* _Objective_: Search the listing for the string "Impuesto" and copy every line that contains it.
## Start Working data
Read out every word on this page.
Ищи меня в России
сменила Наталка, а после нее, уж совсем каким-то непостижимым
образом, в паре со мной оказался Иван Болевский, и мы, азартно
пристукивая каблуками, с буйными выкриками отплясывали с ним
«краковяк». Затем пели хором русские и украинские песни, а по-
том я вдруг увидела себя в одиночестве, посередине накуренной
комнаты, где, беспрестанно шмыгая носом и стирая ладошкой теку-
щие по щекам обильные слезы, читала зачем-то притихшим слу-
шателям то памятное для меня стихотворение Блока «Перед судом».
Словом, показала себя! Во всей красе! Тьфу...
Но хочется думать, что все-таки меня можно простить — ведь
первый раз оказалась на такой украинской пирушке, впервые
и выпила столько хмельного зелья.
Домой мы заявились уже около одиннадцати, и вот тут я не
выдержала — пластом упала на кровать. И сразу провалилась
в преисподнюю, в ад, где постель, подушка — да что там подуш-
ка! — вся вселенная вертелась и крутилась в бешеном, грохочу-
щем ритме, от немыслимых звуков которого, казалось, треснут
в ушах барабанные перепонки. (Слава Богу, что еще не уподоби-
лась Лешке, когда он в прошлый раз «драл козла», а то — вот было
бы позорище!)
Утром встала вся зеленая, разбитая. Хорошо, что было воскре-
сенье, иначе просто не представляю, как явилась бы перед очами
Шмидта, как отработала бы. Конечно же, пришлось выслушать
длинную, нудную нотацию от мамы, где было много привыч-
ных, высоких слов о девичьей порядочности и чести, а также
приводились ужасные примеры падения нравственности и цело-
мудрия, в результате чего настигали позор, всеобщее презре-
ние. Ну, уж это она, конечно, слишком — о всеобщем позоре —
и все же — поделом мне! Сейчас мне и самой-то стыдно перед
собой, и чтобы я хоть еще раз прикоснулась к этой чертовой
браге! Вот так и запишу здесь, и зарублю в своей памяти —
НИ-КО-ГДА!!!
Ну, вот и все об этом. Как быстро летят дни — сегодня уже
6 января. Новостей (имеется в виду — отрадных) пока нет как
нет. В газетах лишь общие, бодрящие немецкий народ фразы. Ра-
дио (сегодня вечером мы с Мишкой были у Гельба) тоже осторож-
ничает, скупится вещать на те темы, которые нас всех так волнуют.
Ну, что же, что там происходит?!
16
## End Working data
## Start Working data
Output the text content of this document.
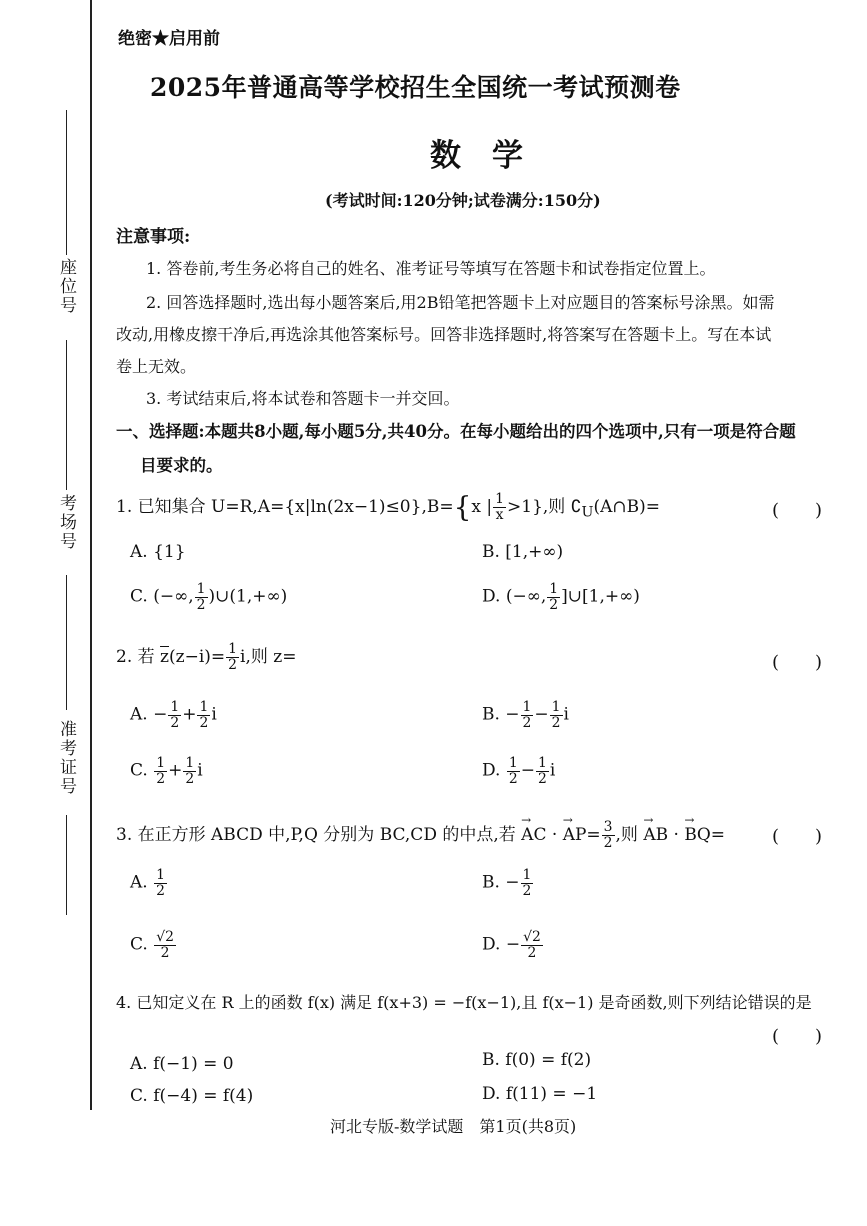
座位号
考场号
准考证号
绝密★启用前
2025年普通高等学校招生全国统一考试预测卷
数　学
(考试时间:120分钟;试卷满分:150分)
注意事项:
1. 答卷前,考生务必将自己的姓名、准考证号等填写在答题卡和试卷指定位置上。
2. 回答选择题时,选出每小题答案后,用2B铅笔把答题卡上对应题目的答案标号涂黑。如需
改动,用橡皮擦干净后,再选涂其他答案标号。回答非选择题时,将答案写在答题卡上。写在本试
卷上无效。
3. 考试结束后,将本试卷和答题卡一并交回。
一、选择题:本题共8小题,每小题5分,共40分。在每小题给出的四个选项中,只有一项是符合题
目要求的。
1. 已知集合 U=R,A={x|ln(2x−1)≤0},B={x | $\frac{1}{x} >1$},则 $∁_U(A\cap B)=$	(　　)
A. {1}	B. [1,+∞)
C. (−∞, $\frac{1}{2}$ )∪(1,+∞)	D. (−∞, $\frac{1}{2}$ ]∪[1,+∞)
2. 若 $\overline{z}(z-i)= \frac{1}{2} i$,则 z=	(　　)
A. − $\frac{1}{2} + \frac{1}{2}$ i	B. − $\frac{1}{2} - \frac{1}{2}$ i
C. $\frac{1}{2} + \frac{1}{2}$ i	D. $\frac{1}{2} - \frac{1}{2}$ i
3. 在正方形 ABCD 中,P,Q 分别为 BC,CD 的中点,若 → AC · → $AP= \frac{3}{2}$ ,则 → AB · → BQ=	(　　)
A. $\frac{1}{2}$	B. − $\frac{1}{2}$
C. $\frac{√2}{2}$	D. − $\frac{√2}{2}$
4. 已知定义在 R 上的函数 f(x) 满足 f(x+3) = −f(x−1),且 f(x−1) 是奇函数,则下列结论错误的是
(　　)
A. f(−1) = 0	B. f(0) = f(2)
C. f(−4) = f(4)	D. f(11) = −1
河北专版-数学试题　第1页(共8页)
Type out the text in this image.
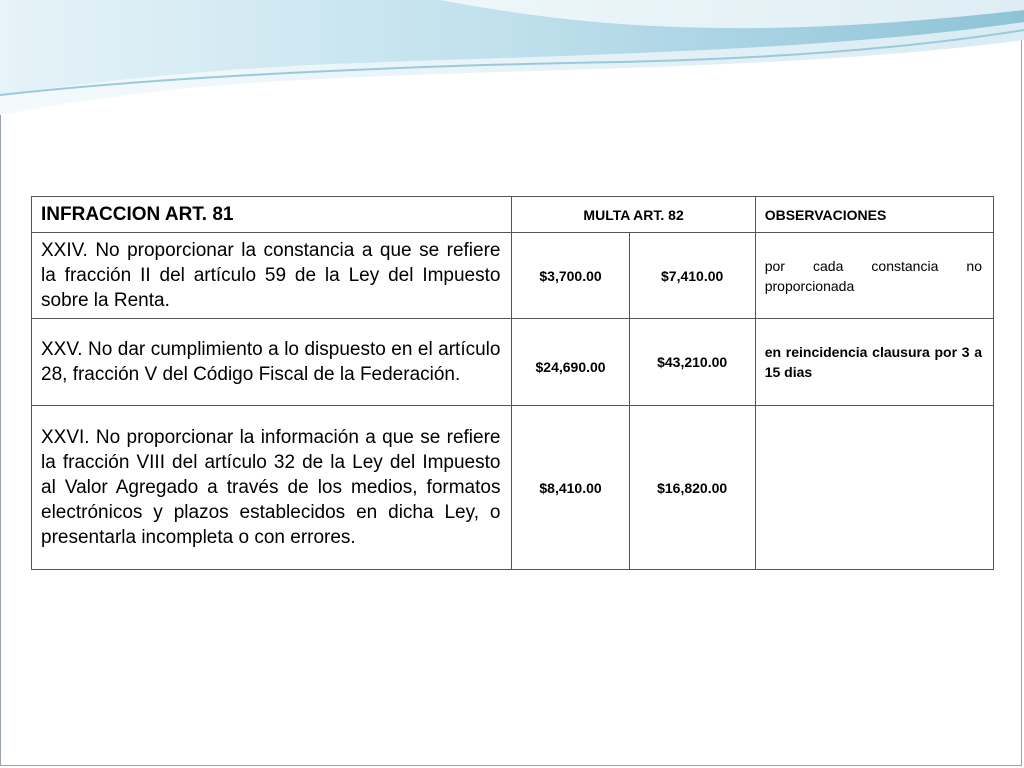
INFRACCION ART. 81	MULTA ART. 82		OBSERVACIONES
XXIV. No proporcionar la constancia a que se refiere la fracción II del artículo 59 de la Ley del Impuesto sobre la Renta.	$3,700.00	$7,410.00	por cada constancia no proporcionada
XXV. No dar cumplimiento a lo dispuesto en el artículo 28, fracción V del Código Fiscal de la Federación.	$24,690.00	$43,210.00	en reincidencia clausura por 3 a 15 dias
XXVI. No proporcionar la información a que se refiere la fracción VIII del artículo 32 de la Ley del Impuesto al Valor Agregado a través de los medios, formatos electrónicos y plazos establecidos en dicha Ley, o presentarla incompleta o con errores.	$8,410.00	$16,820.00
## End Working data
## Start Working data
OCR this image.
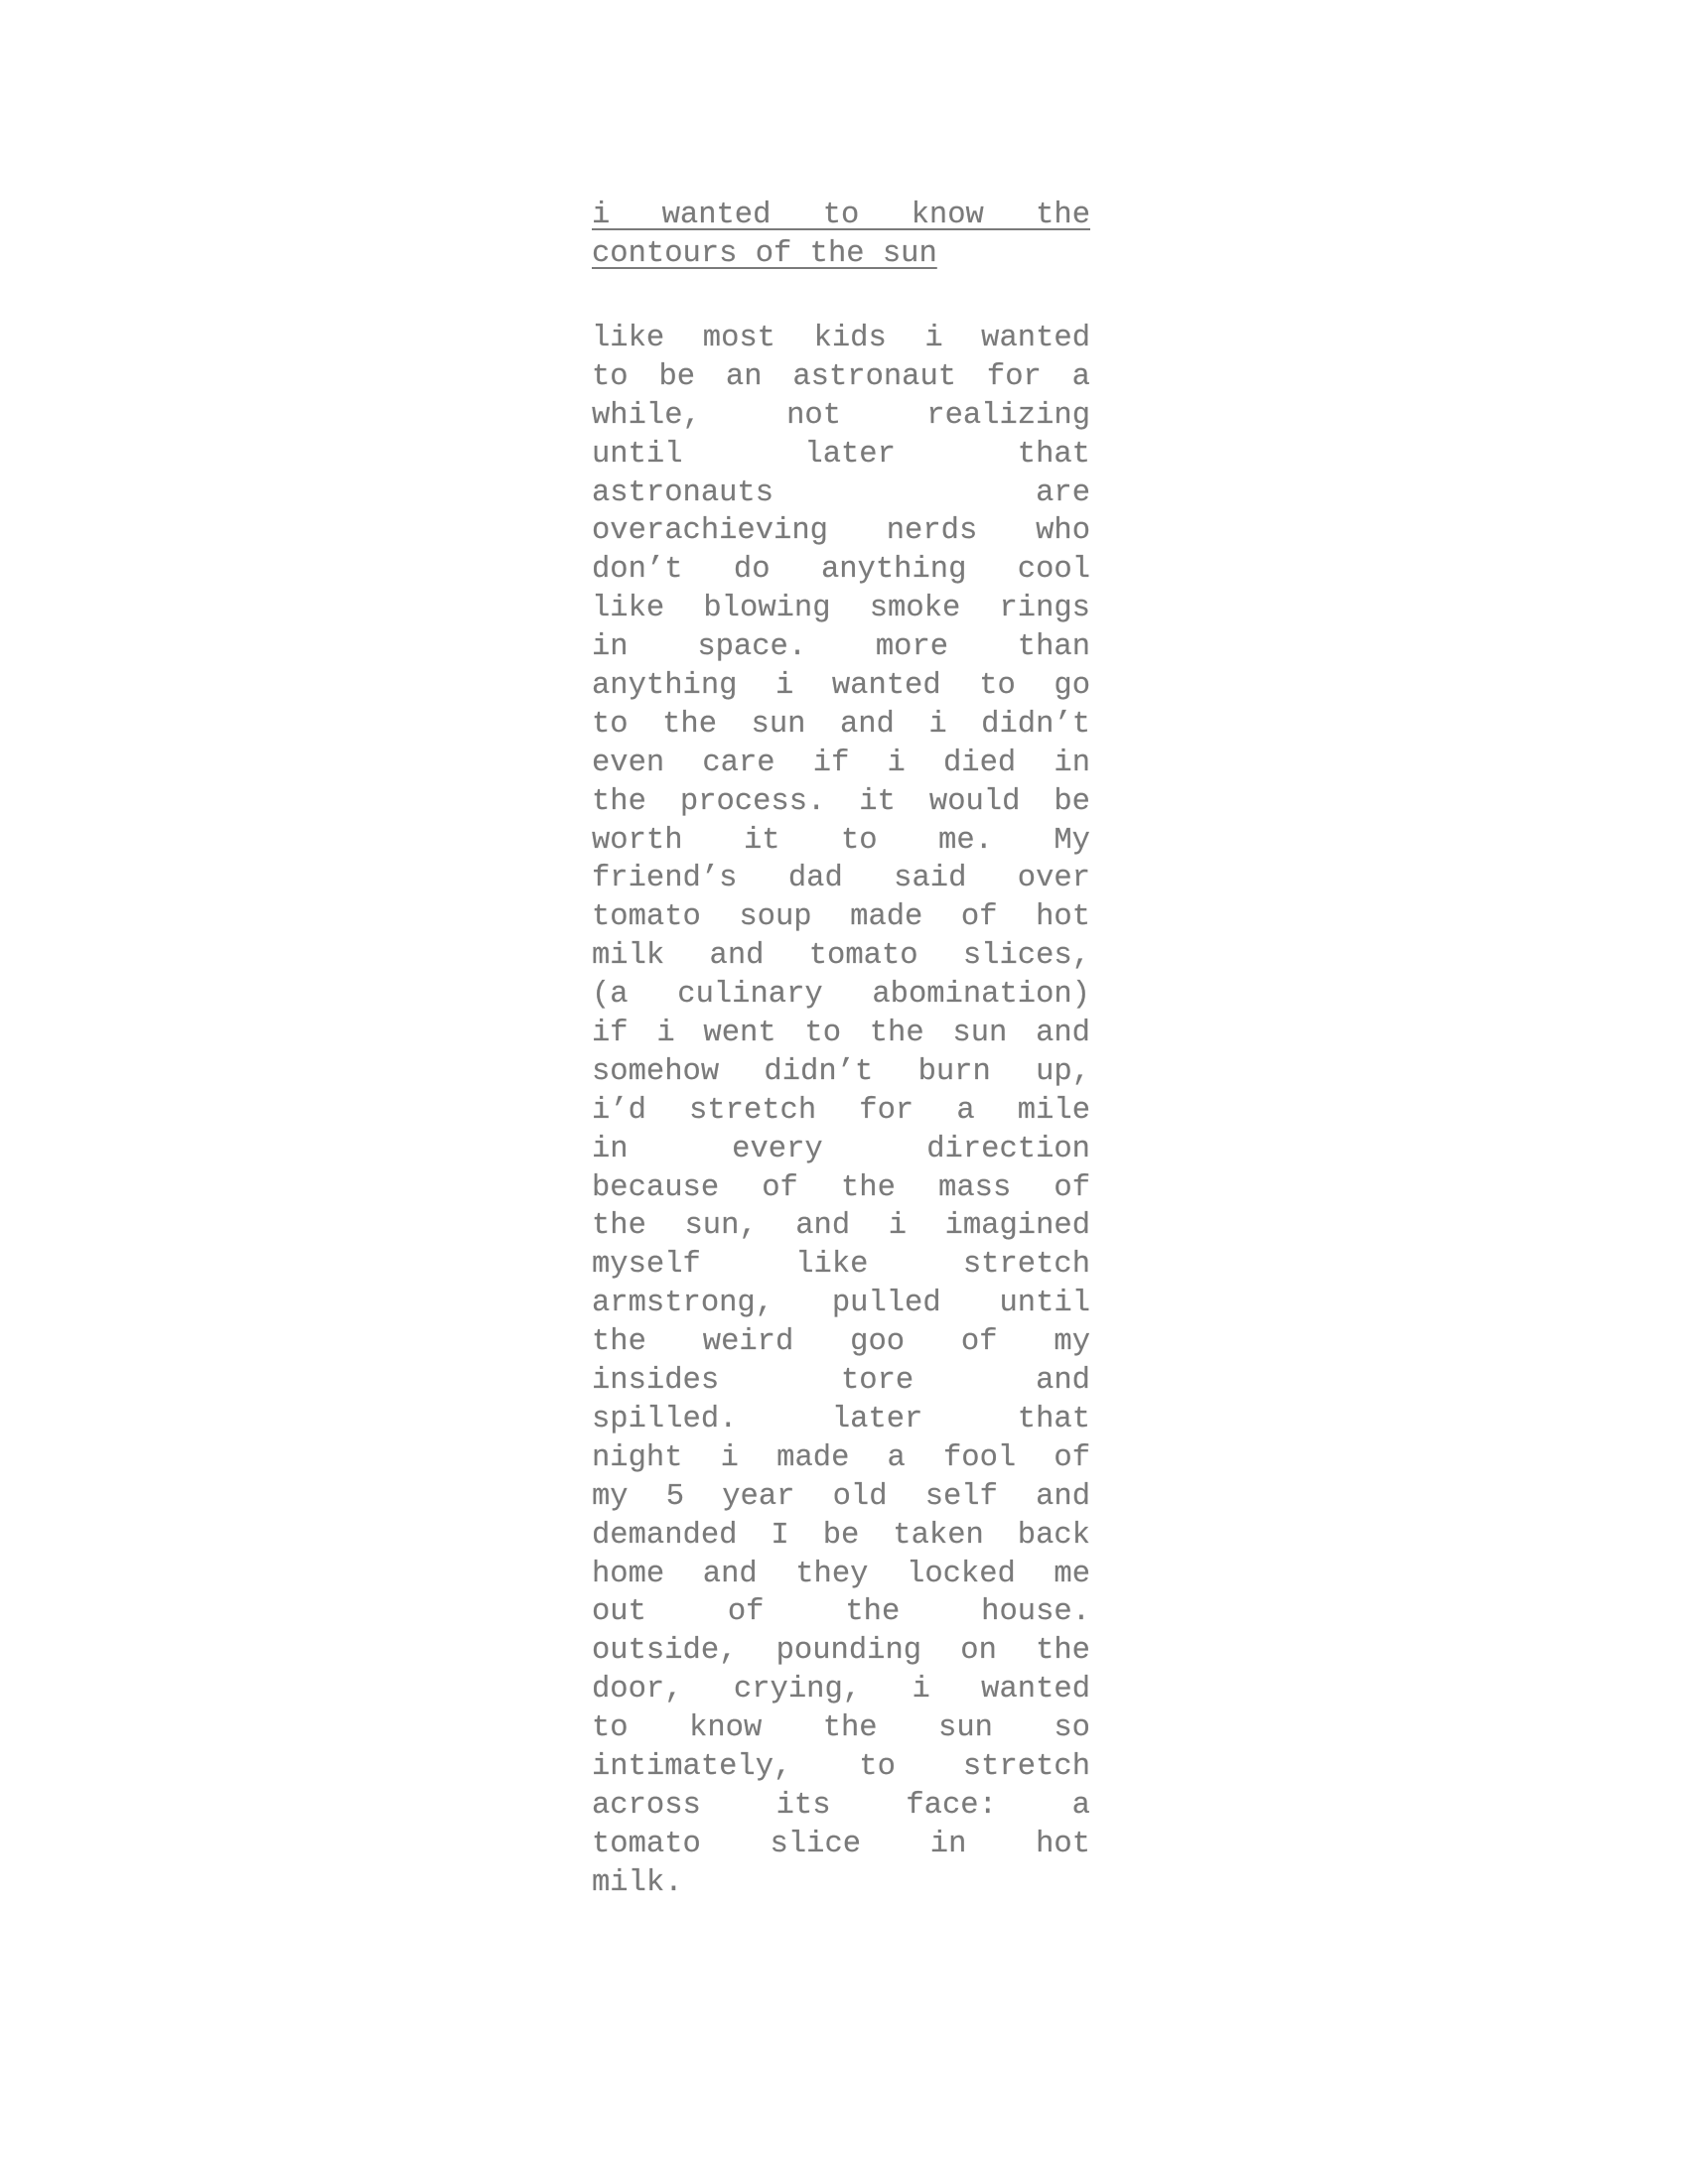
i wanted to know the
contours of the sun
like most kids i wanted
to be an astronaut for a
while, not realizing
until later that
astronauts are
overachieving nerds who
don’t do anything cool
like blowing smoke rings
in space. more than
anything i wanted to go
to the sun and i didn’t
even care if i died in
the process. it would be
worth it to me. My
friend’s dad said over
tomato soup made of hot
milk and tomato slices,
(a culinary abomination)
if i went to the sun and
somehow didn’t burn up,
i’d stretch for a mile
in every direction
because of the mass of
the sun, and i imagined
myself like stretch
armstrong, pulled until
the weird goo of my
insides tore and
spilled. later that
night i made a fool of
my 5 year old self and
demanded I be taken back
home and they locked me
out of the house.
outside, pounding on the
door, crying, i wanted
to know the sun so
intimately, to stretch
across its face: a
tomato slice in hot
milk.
## End Working data
* _Solved problem_:
XXIV. No proporcionar la constancia a que se refiere la fracción II del artículo 59 de la Ley del Impuesto sobre la Renta.	$3,700.00	$7,410.00	por cada constancia no proporcionada
XXVI. No proporcionar la información a que se refiere la fracción VIII del artículo 32 de la Ley del Impuesto al Valor Agregado a través de los medios, formatos electrónicos y plazos establecidos en dicha Ley, o presentarla incompleta o con errores.	$8,410.00	$16,820.00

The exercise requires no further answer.